Rows from a dataset:
<<<<

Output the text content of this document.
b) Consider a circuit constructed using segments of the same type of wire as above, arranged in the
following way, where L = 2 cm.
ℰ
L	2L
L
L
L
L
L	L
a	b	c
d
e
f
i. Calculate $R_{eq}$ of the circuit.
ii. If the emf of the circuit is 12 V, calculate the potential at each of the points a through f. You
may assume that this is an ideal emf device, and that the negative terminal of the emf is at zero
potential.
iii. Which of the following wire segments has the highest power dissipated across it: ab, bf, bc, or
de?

>>>>

(Do this)
Restate each record exactly as written.

(Response to this exercise)
Output the text content of this document.
b) Consider a circuit constructed using segments of the same type of wire as above, arranged in the
following way, where L = 2 cm.
ℰ
L	2L
L
L
L
L
L	L
a	b	c
d
e
f
i. Calculate $R_{eq}$ of the circuit.
ii. If the emf of the circuit is 12 V, calculate the potential at each of the points a through f. You
may assume that this is an ideal emf device, and that the negative terminal of the emf is at zero
potential.
iii. Which of the following wire segments has the highest power dissipated across it: ab, bf, bc, or
de?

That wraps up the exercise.